### WORK REQUEST 1
Using only the Interpark spinoff report, decide whether each statement agrees with it: (a) Interpark agreed to sell 70 percent of a new spinoff to Yanolja for 294 billion won. (b) Interpark has decided to keep the remaining 30 percent of the spinoff. (c) After the spinoff, Interpark will serve as a holding company for iMarketKorea. For each, answer yes or no and quote the words from the report that decide it.
### WORK REQUEST 2
Carry on the report about Interpark's spinoff sale to Yanolja, starting right after its final sentence.

### DOCUMENT EXCERPT
---------------

Yanolja, an online booking company, was named the preferred bidder to acquire a 70 percent stake in a new company that will be spun off from Interpark.  
 
Interpark, an e-commerce firm, reported in a regulatory filing on Thursday that it signed a memorandum of understanding with Yanolja to sell 70 percent of a new spinoff for 294 billion won ($250 million).  
 
The spinoff will manage four e-commerce businesses, which sell books and tickets for leisure activities and concerts and book flight tickets and accommodations.  
 
Whether Interpark will sell or keep the remaining 30 percent of the spinoff has not yet been decided, according to a company spokesperson.
 
Following the spinoff, Interpark will function as a holding company for iMarketKorea, which distributes industrial materials, and Interpark Bio Convergence.
 
Before the Thursday regulatory filing, local media reported that the 28.41 percent of Interpark shares owned by CEO Lee Ki-hyung and connected parties may have been up for sale. An estimated sale price for the stake was 150 billion won.

---------------

### PROVIDED INFORMATION
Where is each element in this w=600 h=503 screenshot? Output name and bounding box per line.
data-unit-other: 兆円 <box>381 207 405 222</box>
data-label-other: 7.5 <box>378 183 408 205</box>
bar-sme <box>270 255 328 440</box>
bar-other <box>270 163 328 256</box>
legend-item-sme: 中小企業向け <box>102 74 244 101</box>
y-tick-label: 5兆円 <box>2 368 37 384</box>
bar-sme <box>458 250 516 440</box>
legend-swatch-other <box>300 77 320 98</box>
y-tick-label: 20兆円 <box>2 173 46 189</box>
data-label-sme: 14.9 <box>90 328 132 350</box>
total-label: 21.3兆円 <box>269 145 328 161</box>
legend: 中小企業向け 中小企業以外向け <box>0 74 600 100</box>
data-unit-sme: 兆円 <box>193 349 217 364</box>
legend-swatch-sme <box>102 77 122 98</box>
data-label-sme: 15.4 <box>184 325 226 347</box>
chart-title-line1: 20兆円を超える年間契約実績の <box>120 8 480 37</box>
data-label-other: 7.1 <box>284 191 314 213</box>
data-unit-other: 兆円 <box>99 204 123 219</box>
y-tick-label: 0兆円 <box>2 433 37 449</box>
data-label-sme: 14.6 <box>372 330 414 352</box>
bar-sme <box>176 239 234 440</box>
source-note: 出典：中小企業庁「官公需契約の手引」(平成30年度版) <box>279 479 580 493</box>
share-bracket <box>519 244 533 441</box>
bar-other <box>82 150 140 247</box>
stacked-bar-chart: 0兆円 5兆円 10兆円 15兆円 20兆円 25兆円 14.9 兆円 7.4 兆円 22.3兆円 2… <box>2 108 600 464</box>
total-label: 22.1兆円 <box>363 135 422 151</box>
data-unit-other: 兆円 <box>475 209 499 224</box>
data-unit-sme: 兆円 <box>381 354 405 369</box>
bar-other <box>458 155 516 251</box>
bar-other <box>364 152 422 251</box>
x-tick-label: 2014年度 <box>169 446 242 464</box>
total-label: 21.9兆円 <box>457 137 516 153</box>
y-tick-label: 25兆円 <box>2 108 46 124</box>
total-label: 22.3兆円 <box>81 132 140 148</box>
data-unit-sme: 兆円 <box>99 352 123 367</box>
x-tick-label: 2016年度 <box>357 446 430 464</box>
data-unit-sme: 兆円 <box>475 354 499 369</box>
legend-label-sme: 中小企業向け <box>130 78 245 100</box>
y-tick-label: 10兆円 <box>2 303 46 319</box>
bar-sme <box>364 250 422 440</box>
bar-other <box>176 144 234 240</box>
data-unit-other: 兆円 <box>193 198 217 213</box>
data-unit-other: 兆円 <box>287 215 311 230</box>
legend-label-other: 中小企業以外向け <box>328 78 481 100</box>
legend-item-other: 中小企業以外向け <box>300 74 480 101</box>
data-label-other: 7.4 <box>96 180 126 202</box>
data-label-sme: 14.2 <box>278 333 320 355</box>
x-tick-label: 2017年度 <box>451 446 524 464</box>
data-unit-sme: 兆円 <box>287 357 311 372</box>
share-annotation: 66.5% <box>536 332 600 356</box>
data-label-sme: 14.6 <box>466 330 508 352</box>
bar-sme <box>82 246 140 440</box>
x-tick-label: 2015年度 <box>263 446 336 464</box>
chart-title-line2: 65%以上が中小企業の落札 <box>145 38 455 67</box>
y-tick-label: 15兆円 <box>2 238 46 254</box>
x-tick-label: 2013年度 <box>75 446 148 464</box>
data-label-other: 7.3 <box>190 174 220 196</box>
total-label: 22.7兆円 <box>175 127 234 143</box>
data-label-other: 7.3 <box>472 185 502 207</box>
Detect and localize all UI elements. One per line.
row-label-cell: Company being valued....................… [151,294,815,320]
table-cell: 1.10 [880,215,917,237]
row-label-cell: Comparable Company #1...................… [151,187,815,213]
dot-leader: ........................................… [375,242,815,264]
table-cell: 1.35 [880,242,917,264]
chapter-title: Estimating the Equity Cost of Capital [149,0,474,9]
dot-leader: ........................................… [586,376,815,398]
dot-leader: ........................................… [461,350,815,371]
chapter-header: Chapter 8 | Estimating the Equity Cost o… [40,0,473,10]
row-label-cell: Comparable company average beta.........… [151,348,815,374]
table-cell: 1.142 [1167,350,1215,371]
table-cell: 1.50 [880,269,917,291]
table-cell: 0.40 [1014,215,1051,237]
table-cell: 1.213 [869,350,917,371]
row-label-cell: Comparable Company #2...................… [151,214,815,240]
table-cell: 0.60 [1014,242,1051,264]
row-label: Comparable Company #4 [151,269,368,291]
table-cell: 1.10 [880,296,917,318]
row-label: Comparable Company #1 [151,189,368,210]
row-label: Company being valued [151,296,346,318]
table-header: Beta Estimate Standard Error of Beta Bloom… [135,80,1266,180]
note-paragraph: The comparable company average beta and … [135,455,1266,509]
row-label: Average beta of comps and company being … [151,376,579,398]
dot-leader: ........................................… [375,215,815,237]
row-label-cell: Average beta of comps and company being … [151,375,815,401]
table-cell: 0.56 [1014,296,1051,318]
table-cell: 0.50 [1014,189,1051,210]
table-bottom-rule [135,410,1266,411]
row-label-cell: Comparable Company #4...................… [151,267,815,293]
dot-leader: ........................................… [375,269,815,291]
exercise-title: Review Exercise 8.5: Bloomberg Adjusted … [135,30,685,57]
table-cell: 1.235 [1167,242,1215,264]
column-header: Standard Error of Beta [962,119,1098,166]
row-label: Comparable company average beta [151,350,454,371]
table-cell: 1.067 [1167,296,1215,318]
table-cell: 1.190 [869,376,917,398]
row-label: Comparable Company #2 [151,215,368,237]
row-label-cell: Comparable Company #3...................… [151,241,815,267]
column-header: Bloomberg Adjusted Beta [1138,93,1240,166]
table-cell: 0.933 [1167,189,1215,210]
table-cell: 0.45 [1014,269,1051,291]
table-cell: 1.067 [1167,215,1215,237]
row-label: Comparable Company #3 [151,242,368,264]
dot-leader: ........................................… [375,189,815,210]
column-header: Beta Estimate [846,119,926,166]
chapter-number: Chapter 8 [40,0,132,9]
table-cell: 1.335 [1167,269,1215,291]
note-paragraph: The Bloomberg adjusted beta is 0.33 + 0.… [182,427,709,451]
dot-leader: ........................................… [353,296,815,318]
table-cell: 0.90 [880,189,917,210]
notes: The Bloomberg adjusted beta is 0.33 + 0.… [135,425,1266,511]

---------------

### RESULT 1
(a) Yes: "it signed a memorandum of understanding with Yanolja to sell 70 percent of a new spinoff for 294 billion won ($250 million)"
(b) No: "Whether Interpark will sell or keep the remaining 30 percent of the spinoff has not yet been decided"
(c) Yes: "Interpark will function as a holding company for iMarketKorea"

### RESULT 2
 
Good Choice and Trip.com, both online accommodation booking firms, were some of the companies that expressed interest in acquiring the shares, according to the reports. Naver and Kakao were also seen as potential buyers, but neither participated in a preliminary bidding that closed on Aug. 31.  
 
Interpark said on Thursday that Lee is keeping the shares that were reported to have been up for sale.  
 
The company said the deal will be signed after Yanolja conducts due diligence of the businesses it agreed to acquire.  
 
Started in 1997, Interpark is one of the oldest e-commerce sites in Korea. Its focus is concert and travel tickets.  
 
The company was hit hard by the pandemic. Its shares fell more than 90 percent from their 2016 peak to a low in March last year. It reported a net loss of 25.8 billion won in 2020 from a net profit of 6.5 billion won a year earlier.  
 
Yanolja, founded in 2005, offers booking services for accommodations, transportation and leisure tickets. It also runs a solutions business that helps hospitality companies manage hotels more efficiently and provides customers with information via the cloud.  
The company received a $1.7 billion investment from the SoftBank Vision Fund 2 in July.  
 
“Through the acquisition, Yanolja will be able to preemptively respond to the demand for international travel and strengthen the global travel market,” said a spokesperson for Yanolja, adding that the company will contribute to “qualitatively and quantitatively improving overseas travel market.”